## begin

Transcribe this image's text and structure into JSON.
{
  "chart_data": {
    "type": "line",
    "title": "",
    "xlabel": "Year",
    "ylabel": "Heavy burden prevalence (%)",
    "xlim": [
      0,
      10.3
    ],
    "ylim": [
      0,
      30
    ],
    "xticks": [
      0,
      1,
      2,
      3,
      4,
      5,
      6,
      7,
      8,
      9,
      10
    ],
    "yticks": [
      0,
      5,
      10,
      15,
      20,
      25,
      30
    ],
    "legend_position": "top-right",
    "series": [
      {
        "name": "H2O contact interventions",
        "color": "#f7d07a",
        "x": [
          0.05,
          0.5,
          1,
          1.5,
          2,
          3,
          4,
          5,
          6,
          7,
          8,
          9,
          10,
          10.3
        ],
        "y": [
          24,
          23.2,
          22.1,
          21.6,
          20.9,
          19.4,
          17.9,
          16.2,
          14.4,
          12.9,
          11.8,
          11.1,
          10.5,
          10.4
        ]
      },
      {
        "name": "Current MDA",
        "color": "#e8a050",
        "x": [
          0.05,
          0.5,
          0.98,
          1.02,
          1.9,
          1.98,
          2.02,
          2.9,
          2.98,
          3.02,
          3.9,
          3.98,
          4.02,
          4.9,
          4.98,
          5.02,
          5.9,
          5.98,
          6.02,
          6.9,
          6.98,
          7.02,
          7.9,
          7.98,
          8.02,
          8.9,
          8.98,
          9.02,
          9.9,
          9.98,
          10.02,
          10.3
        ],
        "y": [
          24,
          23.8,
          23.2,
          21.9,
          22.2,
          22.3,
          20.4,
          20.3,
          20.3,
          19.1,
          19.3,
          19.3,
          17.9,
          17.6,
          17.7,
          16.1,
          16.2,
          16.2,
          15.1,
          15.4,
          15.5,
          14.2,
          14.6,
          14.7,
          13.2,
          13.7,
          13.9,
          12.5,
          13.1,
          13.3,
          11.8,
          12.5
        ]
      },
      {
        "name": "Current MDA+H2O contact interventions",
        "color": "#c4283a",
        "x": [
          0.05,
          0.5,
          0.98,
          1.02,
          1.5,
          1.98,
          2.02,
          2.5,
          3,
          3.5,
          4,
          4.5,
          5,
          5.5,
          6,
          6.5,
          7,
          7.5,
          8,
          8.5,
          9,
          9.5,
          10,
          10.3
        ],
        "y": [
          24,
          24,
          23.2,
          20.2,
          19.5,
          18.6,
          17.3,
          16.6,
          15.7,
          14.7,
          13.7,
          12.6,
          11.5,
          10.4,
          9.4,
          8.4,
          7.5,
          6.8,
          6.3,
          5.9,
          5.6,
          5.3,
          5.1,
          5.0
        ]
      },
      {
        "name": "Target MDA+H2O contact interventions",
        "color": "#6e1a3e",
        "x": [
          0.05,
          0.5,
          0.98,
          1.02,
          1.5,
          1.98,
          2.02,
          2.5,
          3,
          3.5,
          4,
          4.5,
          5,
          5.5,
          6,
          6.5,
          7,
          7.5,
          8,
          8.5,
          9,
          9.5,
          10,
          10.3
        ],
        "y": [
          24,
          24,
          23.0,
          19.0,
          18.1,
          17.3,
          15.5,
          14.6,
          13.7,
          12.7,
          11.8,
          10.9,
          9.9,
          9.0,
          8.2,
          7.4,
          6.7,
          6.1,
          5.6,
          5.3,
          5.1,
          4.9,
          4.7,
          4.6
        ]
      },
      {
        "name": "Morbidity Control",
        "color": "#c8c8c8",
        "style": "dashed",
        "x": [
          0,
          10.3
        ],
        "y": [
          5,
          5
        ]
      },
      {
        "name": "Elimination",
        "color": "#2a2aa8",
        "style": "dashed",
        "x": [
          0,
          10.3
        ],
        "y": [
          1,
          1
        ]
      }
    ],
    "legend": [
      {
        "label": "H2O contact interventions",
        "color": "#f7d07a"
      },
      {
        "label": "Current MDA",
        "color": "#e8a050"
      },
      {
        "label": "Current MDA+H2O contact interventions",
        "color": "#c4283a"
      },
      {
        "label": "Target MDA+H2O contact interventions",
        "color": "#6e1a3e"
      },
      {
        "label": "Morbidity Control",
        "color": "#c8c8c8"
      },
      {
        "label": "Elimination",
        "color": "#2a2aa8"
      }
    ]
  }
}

## end

SHORT PROBLEM
Take the lines above and retype all of them exactly.

RESULT OF THIS EXERCISE
Transcribe this image's text and structure into JSON.
{
  "chart_data": {
    "type": "line",
    "title": "",
    "xlabel": "Year",
    "ylabel": "Heavy burden prevalence (%)",
    "xlim": [
      0,
      10.3
    ],
    "ylim": [
      0,
      30
    ],
    "xticks": [
      0,
      1,
      2,
      3,
      4,
      5,
      6,
      7,
      8,
      9,
      10
    ],
    "yticks": [
      0,
      5,
      10,
      15,
      20,
      25,
      30
    ],
    "legend_position": "top-right",
    "series": [
      {
        "name": "H2O contact interventions",
        "color": "#f7d07a",
        "x": [
          0.05,
          0.5,
          1,
          1.5,
          2,
          3,
          4,
          5,
          6,
          7,
          8,
          9,
          10,
          10.3
        ],
        "y": [
          24,
          23.2,
          22.1,
          21.6,
          20.9,
          19.4,
          17.9,
          16.2,
          14.4,
          12.9,
          11.8,
          11.1,
          10.5,
          10.4
        ]
      },
      {
        "name": "Current MDA",
        "color": "#e8a050",
        "x": [
          0.05,
          0.5,
          0.98,
          1.02,
          1.9,
          1.98,
          2.02,
          2.9,
          2.98,
          3.02,
          3.9,
          3.98,
          4.02,
          4.9,
          4.98,
          5.02,
          5.9,
          5.98,
          6.02,
          6.9,
          6.98,
          7.02,
          7.9,
          7.98,
          8.02,
          8.9,
          8.98,
          9.02,
          9.9,
          9.98,
          10.02,
          10.3
        ],
        "y": [
          24,
          23.8,
          23.2,
          21.9,
          22.2,
          22.3,
          20.4,
          20.3,
          20.3,
          19.1,
          19.3,
          19.3,
          17.9,
          17.6,
          17.7,
          16.1,
          16.2,
          16.2,
          15.1,
          15.4,
          15.5,
          14.2,
          14.6,
          14.7,
          13.2,
          13.7,
          13.9,
          12.5,
          13.1,
          13.3,
          11.8,
          12.5
        ]
      },
      {
        "name": "Current MDA+H2O contact interventions",
        "color": "#c4283a",
        "x": [
          0.05,
          0.5,
          0.98,
          1.02,
          1.5,
          1.98,
          2.02,
          2.5,
          3,
          3.5,
          4,
          4.5,
          5,
          5.5,
          6,
          6.5,
          7,
          7.5,
          8,
          8.5,
          9,
          9.5,
          10,
          10.3
        ],
        "y": [
          24,
          24,
          23.2,
          20.2,
          19.5,
          18.6,
          17.3,
          16.6,
          15.7,
          14.7,
          13.7,
          12.6,
          11.5,
          10.4,
          9.4,
          8.4,
          7.5,
          6.8,
          6.3,
          5.9,
          5.6,
          5.3,
          5.1,
          5.0
        ]
      },
      {
        "name": "Target MDA+H2O contact interventions",
        "color": "#6e1a3e",
        "x": [
          0.05,
          0.5,
          0.98,
          1.02,
          1.5,
          1.98,
          2.02,
          2.5,
          3,
          3.5,
          4,
          4.5,
          5,
          5.5,
          6,
          6.5,
          7,
          7.5,
          8,
          8.5,
          9,
          9.5,
          10,
          10.3
        ],
        "y": [
          24,
          24,
          23.0,
          19.0,
          18.1,
          17.3,
          15.5,
          14.6,
          13.7,
          12.7,
          11.8,
          10.9,
          9.9,
          9.0,
          8.2,
          7.4,
          6.7,
          6.1,
          5.6,
          5.3,
          5.1,
          4.9,
          4.7,
          4.6
        ]
      },
      {
        "name": "Morbidity Control",
        "color": "#c8c8c8",
        "style": "dashed",
        "x": [
          0,
          10.3
        ],
        "y": [
          5,
          5
        ]
      },
      {
        "name": "Elimination",
        "color": "#2a2aa8",
        "style": "dashed",
        "x": [
          0,
          10.3
        ],
        "y": [
          1,
          1
        ]
      }
    ],
    "legend": [
      {
        "label": "H2O contact interventions",
        "color": "#f7d07a"
      },
      {
        "label": "Current MDA",
        "color": "#e8a050"
      },
      {
        "label": "Current MDA+H2O contact interventions",
        "color": "#c4283a"
      },
      {
        "label": "Target MDA+H2O contact interventions",
        "color": "#6e1a3e"
      },
      {
        "label": "Morbidity Control",
        "color": "#c8c8c8"
      },
      {
        "label": "Elimination",
        "color": "#2a2aa8"
      }
    ]
  }
}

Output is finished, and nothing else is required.